(Stored records)
— START —

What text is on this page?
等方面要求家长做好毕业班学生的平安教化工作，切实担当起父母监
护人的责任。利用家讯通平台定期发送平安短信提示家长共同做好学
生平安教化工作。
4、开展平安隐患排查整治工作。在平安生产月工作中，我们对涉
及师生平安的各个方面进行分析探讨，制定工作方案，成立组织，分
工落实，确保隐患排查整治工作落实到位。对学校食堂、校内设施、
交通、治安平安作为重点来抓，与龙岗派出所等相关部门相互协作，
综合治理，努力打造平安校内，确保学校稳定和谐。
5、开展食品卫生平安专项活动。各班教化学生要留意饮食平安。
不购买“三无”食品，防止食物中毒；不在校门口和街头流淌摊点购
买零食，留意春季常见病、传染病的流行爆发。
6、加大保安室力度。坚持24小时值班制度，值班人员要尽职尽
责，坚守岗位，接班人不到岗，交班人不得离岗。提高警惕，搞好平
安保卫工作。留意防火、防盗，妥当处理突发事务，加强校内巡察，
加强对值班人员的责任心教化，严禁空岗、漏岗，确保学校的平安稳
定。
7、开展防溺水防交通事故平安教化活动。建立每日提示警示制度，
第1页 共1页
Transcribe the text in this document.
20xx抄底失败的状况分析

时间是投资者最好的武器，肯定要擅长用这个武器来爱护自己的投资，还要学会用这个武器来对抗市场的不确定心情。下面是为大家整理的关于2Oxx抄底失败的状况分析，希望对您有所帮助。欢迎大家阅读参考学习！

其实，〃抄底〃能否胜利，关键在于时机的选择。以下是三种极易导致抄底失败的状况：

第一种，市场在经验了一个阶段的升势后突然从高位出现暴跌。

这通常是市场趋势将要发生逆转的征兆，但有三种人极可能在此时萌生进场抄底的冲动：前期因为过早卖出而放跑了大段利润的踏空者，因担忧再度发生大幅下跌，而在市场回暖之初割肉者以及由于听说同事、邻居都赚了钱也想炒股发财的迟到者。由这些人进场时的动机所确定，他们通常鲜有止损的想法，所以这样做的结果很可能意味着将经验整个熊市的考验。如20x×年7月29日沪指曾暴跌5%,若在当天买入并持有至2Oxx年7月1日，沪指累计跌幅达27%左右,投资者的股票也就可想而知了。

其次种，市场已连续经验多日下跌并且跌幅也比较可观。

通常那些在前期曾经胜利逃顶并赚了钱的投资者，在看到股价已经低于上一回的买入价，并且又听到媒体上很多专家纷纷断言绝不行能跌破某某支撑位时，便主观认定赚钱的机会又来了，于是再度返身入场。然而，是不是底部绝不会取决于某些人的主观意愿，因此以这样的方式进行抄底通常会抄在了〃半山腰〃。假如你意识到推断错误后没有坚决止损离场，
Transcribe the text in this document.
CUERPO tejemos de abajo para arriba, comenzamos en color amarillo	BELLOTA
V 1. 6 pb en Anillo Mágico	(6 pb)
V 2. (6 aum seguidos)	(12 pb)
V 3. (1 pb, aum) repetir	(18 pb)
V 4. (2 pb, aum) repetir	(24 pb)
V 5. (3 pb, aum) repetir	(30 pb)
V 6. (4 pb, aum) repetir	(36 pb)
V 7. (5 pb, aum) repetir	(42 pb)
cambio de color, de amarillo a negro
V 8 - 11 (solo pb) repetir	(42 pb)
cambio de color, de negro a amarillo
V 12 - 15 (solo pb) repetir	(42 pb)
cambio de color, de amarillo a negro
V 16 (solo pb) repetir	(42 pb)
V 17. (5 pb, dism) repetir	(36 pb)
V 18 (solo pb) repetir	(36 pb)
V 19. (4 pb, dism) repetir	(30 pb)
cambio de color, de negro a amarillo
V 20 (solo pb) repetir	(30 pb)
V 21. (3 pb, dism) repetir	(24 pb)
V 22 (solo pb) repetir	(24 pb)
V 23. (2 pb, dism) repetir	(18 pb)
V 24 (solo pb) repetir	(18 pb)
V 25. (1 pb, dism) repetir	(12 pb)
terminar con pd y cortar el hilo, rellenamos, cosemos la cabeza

— END —

■ Stated task: Write out the data exactly as it stands.

■ Reply to the task:
What text is on this page?
等方面要求家长做好毕业班学生的平安教化工作，切实担当起父母监
护人的责任。利用家讯通平台定期发送平安短信提示家长共同做好学
生平安教化工作。
4、开展平安隐患排查整治工作。在平安生产月工作中，我们对涉
及师生平安的各个方面进行分析探讨，制定工作方案，成立组织，分
工落实，确保隐患排查整治工作落实到位。对学校食堂、校内设施、
交通、治安平安作为重点来抓，与龙岗派出所等相关部门相互协作，
综合治理，努力打造平安校内，确保学校稳定和谐。
5、开展食品卫生平安专项活动。各班教化学生要留意饮食平安。
不购买“三无”食品，防止食物中毒；不在校门口和街头流淌摊点购
买零食，留意春季常见病、传染病的流行爆发。
6、加大保安室力度。坚持24小时值班制度，值班人员要尽职尽
责，坚守岗位，接班人不到岗，交班人不得离岗。提高警惕，搞好平
安保卫工作。留意防火、防盗，妥当处理突发事务，加强校内巡察，
加强对值班人员的责任心教化，严禁空岗、漏岗，确保学校的平安稳
定。
7、开展防溺水防交通事故平安教化活动。建立每日提示警示制度，
第1页 共1页
Transcribe the text in this document.
20xx抄底失败的状况分析

时间是投资者最好的武器，肯定要擅长用这个武器来爱护自己的投资，还要学会用这个武器来对抗市场的不确定心情。下面是为大家整理的关于2Oxx抄底失败的状况分析，希望对您有所帮助。欢迎大家阅读参考学习！

其实，〃抄底〃能否胜利，关键在于时机的选择。以下是三种极易导致抄底失败的状况：

第一种，市场在经验了一个阶段的升势后突然从高位出现暴跌。

这通常是市场趋势将要发生逆转的征兆，但有三种人极可能在此时萌生进场抄底的冲动：前期因为过早卖出而放跑了大段利润的踏空者，因担忧再度发生大幅下跌，而在市场回暖之初割肉者以及由于听说同事、邻居都赚了钱也想炒股发财的迟到者。由这些人进场时的动机所确定，他们通常鲜有止损的想法，所以这样做的结果很可能意味着将经验整个熊市的考验。如20x×年7月29日沪指曾暴跌5%,若在当天买入并持有至2Oxx年7月1日，沪指累计跌幅达27%左右,投资者的股票也就可想而知了。

其次种，市场已连续经验多日下跌并且跌幅也比较可观。

通常那些在前期曾经胜利逃顶并赚了钱的投资者，在看到股价已经低于上一回的买入价，并且又听到媒体上很多专家纷纷断言绝不行能跌破某某支撑位时，便主观认定赚钱的机会又来了，于是再度返身入场。然而，是不是底部绝不会取决于某些人的主观意愿，因此以这样的方式进行抄底通常会抄在了〃半山腰〃。假如你意识到推断错误后没有坚决止损离场，
Transcribe the text in this document.
CUERPO tejemos de abajo para arriba, comenzamos en color amarillo	BELLOTA
V 1. 6 pb en Anillo Mágico	(6 pb)
V 2. (6 aum seguidos)	(12 pb)
V 3. (1 pb, aum) repetir	(18 pb)
V 4. (2 pb, aum) repetir	(24 pb)
V 5. (3 pb, aum) repetir	(30 pb)
V 6. (4 pb, aum) repetir	(36 pb)
V 7. (5 pb, aum) repetir	(42 pb)
cambio de color, de amarillo a negro
V 8 - 11 (solo pb) repetir	(42 pb)
cambio de color, de negro a amarillo
V 12 - 15 (solo pb) repetir	(42 pb)
cambio de color, de amarillo a negro
V 16 (solo pb) repetir	(42 pb)
V 17. (5 pb, dism) repetir	(36 pb)
V 18 (solo pb) repetir	(36 pb)
V 19. (4 pb, dism) repetir	(30 pb)
cambio de color, de negro a amarillo
V 20 (solo pb) repetir	(30 pb)
V 21. (3 pb, dism) repetir	(24 pb)
V 22 (solo pb) repetir	(24 pb)
V 23. (2 pb, dism) repetir	(18 pb)
V 24 (solo pb) repetir	(18 pb)
V 25. (1 pb, dism) repetir	(12 pb)
terminar con pd y cortar el hilo, rellenamos, cosemos la cabeza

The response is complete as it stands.